■ TEXTO FUENTE
◆ ◆ ◆ ◆ ◆ ◆ ◆

Abultar la propia bibliografía es la mejor receta para no perdurar. De aquí se desprende una dura lección: sin fuerza de voluntad ningún escritor lograría jamás terminar una obra, pero ¿hay algo más deleznable que una novela voluntariosa? Cuando los cronistas futboleros quieren compadecer a un delantero maleta, elogian su pundonor para correr sin descanso los 90 minutos. “No ha tenido suerte frente al arco —dicen— pero es un guerrero del área que pelea todos los balones”. Si de verdad la escritura creativa consistiera en un 10 por ciento de inspiración y un 90 por ciento de transpiración, como repiten a diario muchos atolondrados, las iluminaciones desempeñarían un papel secundario en el acto creador. Es verdad que el perfeccionismo exige una inquebrantable disciplina, pero sin el hallazgo imaginativo que precede a la escritura, de nada sirve fatigarse peleando balones. Por supuesto, un autor puede sobrestimar sus ideas, engañado por el amor propio, y confundir el cobre con el oro, pero cuando se pone a trabajar antes de concebirlas, acaba sepultado bajo una montaña de hojarasca.

◆ ◆ ◆ ◆ ◆ ◆ ◆

■ OBJETIVO A
Extrae las líneas del listado desde la primera hasta la que contiene "globe-orbit-icon: [808, 14, 936, 122]", ambas incluidas, y cópialas sin ningún cambio.

◆ ◆ ◆ ◆ ◆ ◆ ◆

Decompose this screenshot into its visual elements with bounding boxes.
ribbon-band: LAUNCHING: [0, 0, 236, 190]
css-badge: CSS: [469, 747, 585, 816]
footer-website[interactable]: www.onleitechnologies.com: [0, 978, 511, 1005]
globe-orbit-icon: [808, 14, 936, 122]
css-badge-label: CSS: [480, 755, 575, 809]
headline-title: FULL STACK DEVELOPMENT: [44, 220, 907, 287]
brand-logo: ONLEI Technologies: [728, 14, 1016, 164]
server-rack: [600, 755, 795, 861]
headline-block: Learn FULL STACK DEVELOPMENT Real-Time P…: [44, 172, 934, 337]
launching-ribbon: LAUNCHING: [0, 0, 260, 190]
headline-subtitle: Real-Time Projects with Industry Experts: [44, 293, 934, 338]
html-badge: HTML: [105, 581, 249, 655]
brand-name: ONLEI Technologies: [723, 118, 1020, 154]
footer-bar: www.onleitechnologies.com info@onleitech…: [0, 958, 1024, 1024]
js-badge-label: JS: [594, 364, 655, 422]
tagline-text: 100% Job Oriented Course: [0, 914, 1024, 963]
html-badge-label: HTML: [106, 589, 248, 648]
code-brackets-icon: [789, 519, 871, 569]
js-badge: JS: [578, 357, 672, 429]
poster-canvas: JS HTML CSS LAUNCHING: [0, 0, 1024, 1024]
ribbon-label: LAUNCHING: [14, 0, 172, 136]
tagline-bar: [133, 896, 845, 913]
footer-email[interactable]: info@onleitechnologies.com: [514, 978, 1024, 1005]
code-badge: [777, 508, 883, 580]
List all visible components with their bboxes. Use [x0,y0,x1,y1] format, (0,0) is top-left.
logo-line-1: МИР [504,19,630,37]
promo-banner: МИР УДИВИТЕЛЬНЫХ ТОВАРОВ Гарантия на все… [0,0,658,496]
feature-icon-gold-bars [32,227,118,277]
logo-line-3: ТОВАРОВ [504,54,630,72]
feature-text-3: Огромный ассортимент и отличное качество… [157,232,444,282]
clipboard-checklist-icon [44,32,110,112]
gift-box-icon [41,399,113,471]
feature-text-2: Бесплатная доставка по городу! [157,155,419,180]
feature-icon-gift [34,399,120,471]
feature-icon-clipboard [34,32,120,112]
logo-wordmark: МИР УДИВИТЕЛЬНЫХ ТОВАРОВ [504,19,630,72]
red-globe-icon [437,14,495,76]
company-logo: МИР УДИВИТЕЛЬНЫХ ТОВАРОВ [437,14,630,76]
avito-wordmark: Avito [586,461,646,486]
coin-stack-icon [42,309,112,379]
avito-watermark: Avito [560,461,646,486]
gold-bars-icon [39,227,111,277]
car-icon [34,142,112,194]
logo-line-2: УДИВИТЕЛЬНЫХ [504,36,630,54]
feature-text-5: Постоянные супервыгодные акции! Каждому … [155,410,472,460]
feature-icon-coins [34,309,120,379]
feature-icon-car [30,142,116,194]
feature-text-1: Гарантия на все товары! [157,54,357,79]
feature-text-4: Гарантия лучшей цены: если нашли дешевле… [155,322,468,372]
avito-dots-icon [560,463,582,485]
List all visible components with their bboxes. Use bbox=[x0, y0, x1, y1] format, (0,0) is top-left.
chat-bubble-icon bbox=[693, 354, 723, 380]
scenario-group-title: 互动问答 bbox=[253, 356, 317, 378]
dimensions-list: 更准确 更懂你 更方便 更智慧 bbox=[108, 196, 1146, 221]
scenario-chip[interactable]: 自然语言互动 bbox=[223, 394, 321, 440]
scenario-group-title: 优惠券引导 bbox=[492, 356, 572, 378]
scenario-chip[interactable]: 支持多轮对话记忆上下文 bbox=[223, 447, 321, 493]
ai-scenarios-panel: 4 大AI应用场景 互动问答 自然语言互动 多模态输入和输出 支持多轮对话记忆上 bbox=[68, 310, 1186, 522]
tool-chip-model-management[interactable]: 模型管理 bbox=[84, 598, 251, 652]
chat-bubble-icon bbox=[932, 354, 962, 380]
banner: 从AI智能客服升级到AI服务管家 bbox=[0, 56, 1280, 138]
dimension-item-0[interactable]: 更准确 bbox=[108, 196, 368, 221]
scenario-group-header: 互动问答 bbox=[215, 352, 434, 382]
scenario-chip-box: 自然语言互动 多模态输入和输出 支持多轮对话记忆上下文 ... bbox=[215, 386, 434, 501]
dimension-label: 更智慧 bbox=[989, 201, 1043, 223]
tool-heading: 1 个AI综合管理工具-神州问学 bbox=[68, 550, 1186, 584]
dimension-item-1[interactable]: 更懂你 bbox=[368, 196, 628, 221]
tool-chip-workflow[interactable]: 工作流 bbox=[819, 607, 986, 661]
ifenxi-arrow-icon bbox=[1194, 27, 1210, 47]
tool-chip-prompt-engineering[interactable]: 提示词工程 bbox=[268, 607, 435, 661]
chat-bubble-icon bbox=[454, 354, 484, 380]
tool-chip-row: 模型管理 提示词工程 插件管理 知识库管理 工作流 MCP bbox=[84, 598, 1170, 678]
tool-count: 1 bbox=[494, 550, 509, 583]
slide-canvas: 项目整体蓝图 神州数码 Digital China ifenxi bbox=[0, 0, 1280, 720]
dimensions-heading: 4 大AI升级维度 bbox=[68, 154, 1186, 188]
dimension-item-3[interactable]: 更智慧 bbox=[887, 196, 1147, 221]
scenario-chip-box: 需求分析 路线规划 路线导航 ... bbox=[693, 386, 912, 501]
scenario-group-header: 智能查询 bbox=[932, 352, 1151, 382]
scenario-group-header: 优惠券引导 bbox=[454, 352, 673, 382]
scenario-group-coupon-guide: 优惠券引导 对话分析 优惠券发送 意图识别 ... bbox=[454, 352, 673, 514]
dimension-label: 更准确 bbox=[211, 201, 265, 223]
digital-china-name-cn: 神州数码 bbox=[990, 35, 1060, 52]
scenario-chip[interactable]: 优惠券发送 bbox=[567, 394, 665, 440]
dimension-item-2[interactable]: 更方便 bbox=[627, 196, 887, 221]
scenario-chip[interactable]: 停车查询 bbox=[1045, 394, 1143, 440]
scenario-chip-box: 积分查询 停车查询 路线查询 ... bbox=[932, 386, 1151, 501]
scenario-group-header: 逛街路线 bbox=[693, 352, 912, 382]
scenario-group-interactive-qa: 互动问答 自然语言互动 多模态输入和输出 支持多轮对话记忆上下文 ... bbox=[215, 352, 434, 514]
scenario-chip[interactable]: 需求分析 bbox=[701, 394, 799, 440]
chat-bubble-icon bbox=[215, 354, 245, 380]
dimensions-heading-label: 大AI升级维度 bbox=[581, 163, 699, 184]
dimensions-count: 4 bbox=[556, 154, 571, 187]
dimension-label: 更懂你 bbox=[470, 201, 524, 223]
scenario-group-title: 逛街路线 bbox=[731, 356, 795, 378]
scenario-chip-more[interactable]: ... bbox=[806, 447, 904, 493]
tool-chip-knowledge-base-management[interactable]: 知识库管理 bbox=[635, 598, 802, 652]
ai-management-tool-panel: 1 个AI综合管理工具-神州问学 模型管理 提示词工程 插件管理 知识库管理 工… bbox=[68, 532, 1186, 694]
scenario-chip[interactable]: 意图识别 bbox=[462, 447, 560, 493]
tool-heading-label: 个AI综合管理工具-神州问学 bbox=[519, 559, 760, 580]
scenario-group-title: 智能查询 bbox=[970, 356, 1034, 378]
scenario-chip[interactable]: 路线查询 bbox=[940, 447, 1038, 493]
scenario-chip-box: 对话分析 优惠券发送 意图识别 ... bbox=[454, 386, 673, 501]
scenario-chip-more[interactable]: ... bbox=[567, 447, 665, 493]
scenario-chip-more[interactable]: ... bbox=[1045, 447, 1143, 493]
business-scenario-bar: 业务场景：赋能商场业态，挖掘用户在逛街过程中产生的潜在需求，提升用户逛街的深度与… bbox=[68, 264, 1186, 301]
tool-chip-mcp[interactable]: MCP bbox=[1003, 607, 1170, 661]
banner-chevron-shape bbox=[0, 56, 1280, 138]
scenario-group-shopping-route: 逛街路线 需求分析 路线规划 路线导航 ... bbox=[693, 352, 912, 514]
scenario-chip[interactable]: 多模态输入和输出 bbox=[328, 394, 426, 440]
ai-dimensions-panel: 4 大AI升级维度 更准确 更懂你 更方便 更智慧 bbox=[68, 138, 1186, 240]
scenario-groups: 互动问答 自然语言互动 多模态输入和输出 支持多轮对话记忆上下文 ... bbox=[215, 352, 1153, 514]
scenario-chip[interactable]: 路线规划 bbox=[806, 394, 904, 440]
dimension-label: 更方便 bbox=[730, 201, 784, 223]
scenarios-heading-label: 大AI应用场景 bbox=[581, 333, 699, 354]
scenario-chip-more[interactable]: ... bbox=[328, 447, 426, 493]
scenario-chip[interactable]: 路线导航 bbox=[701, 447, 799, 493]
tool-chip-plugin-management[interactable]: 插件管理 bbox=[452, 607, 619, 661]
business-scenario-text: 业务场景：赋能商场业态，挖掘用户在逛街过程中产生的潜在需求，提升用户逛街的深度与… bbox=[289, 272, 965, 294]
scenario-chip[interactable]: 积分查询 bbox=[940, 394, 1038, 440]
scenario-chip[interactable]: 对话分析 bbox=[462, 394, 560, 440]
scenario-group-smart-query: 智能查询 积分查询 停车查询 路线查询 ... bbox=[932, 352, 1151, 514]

◆ ◆ ◆ ◆ ◆ ◆ ◆

■ OBJETIVO B
En el texto sobre la escritura creativa, ¿qué elogian los cronistas futboleros cuando quieren compadecer a un delantero maleta?

■ SOLUCIÓN COMPLETA A
Decompose this screenshot into its visual elements with bounding boxes.
ribbon-band: LAUNCHING: [0, 0, 236, 190]
css-badge: CSS: [469, 747, 585, 816]
footer-website[interactable]: www.onleitechnologies.com: [0, 978, 511, 1005]
globe-orbit-icon: [808, 14, 936, 122]

■ SOLUCIÓN COMPLETA B
Su pundonor para correr sin descanso los 90 minutos.